** begin Data in this exercise **

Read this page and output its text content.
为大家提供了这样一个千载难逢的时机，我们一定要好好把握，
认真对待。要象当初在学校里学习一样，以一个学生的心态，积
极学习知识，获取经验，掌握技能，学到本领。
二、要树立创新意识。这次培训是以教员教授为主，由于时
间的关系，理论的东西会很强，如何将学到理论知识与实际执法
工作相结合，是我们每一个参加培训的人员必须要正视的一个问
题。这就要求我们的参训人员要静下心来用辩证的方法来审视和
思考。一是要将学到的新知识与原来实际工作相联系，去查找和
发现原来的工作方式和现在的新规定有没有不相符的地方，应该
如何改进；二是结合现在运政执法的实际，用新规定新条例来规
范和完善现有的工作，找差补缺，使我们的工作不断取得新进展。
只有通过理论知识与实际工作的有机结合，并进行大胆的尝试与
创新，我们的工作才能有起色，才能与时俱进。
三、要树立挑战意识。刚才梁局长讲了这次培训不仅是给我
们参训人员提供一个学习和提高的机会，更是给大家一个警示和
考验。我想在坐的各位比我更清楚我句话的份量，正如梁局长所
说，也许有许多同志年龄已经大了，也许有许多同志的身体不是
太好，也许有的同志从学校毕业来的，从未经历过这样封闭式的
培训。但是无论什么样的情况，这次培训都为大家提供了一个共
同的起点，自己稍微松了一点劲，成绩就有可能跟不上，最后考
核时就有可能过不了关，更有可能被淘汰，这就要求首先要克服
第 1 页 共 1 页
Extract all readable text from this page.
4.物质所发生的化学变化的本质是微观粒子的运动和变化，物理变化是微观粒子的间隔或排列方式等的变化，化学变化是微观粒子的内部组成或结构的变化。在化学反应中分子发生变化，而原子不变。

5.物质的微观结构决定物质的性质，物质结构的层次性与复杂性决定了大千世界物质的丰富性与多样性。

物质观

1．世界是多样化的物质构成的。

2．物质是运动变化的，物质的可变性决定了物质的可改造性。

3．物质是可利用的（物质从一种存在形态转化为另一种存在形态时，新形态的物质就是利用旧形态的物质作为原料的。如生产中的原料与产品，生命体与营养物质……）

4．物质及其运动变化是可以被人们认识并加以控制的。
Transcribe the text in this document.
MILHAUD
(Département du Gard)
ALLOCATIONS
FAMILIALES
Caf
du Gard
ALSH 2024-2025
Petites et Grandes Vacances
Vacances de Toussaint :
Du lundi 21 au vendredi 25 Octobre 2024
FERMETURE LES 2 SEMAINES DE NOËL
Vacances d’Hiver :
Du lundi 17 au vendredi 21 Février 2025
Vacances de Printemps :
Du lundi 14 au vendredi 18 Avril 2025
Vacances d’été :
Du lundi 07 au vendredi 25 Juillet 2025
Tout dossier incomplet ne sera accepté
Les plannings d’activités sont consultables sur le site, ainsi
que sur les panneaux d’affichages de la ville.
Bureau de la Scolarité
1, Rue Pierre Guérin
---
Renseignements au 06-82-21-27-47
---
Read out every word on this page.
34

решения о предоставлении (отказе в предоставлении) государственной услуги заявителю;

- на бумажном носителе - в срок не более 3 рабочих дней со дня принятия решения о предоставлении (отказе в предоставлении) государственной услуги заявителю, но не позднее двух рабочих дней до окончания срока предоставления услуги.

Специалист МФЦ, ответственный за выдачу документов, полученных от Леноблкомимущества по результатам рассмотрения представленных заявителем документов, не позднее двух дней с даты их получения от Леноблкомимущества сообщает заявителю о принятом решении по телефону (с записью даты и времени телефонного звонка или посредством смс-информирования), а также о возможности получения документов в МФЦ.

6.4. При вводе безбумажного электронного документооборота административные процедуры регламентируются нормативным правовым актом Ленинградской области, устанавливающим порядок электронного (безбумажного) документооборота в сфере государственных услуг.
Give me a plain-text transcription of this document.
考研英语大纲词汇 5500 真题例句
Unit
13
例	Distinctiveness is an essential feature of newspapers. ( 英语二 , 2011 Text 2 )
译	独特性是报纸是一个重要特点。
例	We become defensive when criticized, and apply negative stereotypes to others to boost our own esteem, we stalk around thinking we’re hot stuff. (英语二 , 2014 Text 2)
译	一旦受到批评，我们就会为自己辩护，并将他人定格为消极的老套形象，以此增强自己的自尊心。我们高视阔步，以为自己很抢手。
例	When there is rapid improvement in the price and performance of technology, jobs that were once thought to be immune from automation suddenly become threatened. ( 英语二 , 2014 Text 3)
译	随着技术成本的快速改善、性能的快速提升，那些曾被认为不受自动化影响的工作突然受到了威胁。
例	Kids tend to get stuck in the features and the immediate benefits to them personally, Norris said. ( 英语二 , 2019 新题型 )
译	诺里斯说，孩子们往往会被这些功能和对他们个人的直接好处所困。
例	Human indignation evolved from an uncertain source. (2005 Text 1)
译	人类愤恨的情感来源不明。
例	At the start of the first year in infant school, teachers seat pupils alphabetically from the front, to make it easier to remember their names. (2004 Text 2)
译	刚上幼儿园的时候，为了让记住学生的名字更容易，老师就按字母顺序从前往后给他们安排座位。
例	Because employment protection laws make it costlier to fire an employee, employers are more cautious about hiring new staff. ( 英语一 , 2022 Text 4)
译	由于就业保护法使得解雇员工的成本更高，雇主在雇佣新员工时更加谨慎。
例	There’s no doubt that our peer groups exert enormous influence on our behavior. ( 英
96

** end Data in this exercise **

◆ Given task:
Make an exact copy of the data above.

◆ Final result:
Read this page and output its text content.
为大家提供了这样一个千载难逢的时机，我们一定要好好把握，
认真对待。要象当初在学校里学习一样，以一个学生的心态，积
极学习知识，获取经验，掌握技能，学到本领。
二、要树立创新意识。这次培训是以教员教授为主，由于时
间的关系，理论的东西会很强，如何将学到理论知识与实际执法
工作相结合，是我们每一个参加培训的人员必须要正视的一个问
题。这就要求我们的参训人员要静下心来用辩证的方法来审视和
思考。一是要将学到的新知识与原来实际工作相联系，去查找和
发现原来的工作方式和现在的新规定有没有不相符的地方，应该
如何改进；二是结合现在运政执法的实际，用新规定新条例来规
范和完善现有的工作，找差补缺，使我们的工作不断取得新进展。
只有通过理论知识与实际工作的有机结合，并进行大胆的尝试与
创新，我们的工作才能有起色，才能与时俱进。
三、要树立挑战意识。刚才梁局长讲了这次培训不仅是给我
们参训人员提供一个学习和提高的机会，更是给大家一个警示和
考验。我想在坐的各位比我更清楚我句话的份量，正如梁局长所
说，也许有许多同志年龄已经大了，也许有许多同志的身体不是
太好，也许有的同志从学校毕业来的，从未经历过这样封闭式的
培训。但是无论什么样的情况，这次培训都为大家提供了一个共
同的起点，自己稍微松了一点劲，成绩就有可能跟不上，最后考
核时就有可能过不了关，更有可能被淘汰，这就要求首先要克服
第 1 页 共 1 页
Extract all readable text from this page.
4.物质所发生的化学变化的本质是微观粒子的运动和变化，物理变化是微观粒子的间隔或排列方式等的变化，化学变化是微观粒子的内部组成或结构的变化。在化学反应中分子发生变化，而原子不变。

5.物质的微观结构决定物质的性质，物质结构的层次性与复杂性决定了大千世界物质的丰富性与多样性。

物质观

1．世界是多样化的物质构成的。

2．物质是运动变化的，物质的可变性决定了物质的可改造性。

3．物质是可利用的（物质从一种存在形态转化为另一种存在形态时，新形态的物质就是利用旧形态的物质作为原料的。如生产中的原料与产品，生命体与营养物质……）

4．物质及其运动变化是可以被人们认识并加以控制的。
Transcribe the text in this document.
MILHAUD
(Département du Gard)
ALLOCATIONS
FAMILIALES
Caf
du Gard
ALSH 2024-2025
Petites et Grandes Vacances
Vacances de Toussaint :
Du lundi 21 au vendredi 25 Octobre 2024
FERMETURE LES 2 SEMAINES DE NOËL
Vacances d’Hiver :
Du lundi 17 au vendredi 21 Février 2025
Vacances de Printemps :
Du lundi 14 au vendredi 18 Avril 2025
Vacances d’été :
Du lundi 07 au vendredi 25 Juillet 2025
Tout dossier incomplet ne sera accepté
Les plannings d’activités sont consultables sur le site, ainsi
que sur les panneaux d’affichages de la ville.
Bureau de la Scolarité
1, Rue Pierre Guérin
---
Renseignements au 06-82-21-27-47
---
Read out every word on this page.
34

решения о предоставлении (отказе в предоставлении) государственной услуги заявителю;

- на бумажном носителе - в срок не более 3 рабочих дней со дня принятия решения о предоставлении (отказе в предоставлении) государственной услуги заявителю, но не позднее двух рабочих дней до окончания срока предоставления услуги.

Специалист МФЦ, ответственный за выдачу документов, полученных от Леноблкомимущества по результатам рассмотрения представленных заявителем документов, не позднее двух дней с даты их получения от Леноблкомимущества сообщает заявителю о принятом решении по телефону (с записью даты и времени телефонного звонка или посредством смс-информирования), а также о возможности получения документов в МФЦ.

6.4. При вводе безбумажного электронного документооборота административные процедуры регламентируются нормативным правовым актом Ленинградской области, устанавливающим порядок электронного (безбумажного) документооборота в сфере государственных услуг.
Give me a plain-text transcription of this document.
考研英语大纲词汇 5500 真题例句
Unit
13
例	Distinctiveness is an essential feature of newspapers. ( 英语二 , 2011 Text 2 )
译	独特性是报纸是一个重要特点。
例	We become defensive when criticized, and apply negative stereotypes to others to boost our own esteem, we stalk around thinking we’re hot stuff. (英语二 , 2014 Text 2)
译	一旦受到批评，我们就会为自己辩护，并将他人定格为消极的老套形象，以此增强自己的自尊心。我们高视阔步，以为自己很抢手。
例	When there is rapid improvement in the price and performance of technology, jobs that were once thought to be immune from automation suddenly become threatened. ( 英语二 , 2014 Text 3)
译	随着技术成本的快速改善、性能的快速提升，那些曾被认为不受自动化影响的工作突然受到了威胁。
例	Kids tend to get stuck in the features and the immediate benefits to them personally, Norris said. ( 英语二 , 2019 新题型 )
译	诺里斯说，孩子们往往会被这些功能和对他们个人的直接好处所困。
例	Human indignation evolved from an uncertain source. (2005 Text 1)
译	人类愤恨的情感来源不明。
例	At the start of the first year in infant school, teachers seat pupils alphabetically from the front, to make it easier to remember their names. (2004 Text 2)
译	刚上幼儿园的时候，为了让记住学生的名字更容易，老师就按字母顺序从前往后给他们安排座位。
例	Because employment protection laws make it costlier to fire an employee, employers are more cautious about hiring new staff. ( 英语一 , 2022 Text 4)
译	由于就业保护法使得解雇员工的成本更高，雇主在雇佣新员工时更加谨慎。
例	There’s no doubt that our peer groups exert enormous influence on our behavior. ( 英
96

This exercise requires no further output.